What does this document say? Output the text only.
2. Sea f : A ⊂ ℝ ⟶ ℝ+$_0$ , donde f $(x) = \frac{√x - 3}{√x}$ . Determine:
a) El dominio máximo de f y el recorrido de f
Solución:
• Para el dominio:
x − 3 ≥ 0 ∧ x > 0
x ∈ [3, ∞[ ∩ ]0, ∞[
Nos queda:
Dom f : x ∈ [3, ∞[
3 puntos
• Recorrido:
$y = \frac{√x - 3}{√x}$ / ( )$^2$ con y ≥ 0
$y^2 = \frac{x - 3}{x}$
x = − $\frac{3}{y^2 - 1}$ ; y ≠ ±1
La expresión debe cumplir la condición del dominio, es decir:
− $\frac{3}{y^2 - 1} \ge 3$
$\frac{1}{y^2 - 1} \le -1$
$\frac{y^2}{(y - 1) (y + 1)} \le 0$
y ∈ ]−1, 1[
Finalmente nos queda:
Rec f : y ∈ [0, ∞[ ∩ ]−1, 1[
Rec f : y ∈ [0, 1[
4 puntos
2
____
▸ Exercise instructions: From the listing above, extract every line exactly as it stands.

▸ Solution to this problem:
What does this document say? Output the text only.
2. Sea f : A ⊂ ℝ ⟶ ℝ+$_0$ , donde f $(x) = \frac{√x - 3}{√x}$ . Determine:
a) El dominio máximo de f y el recorrido de f
Solución:
• Para el dominio:
x − 3 ≥ 0 ∧ x > 0
x ∈ [3, ∞[ ∩ ]0, ∞[
Nos queda:
Dom f : x ∈ [3, ∞[
3 puntos
• Recorrido:
$y = \frac{√x - 3}{√x}$ / ( )$^2$ con y ≥ 0
$y^2 = \frac{x - 3}{x}$
x = − $\frac{3}{y^2 - 1}$ ; y ≠ ±1
La expresión debe cumplir la condición del dominio, es decir:
− $\frac{3}{y^2 - 1} \ge 3$
$\frac{1}{y^2 - 1} \le -1$
$\frac{y^2}{(y - 1) (y + 1)} \le 0$
y ∈ ]−1, 1[
Finalmente nos queda:
Rec f : y ∈ [0, ∞[ ∩ ]−1, 1[
Rec f : y ∈ [0, 1[
4 puntos
2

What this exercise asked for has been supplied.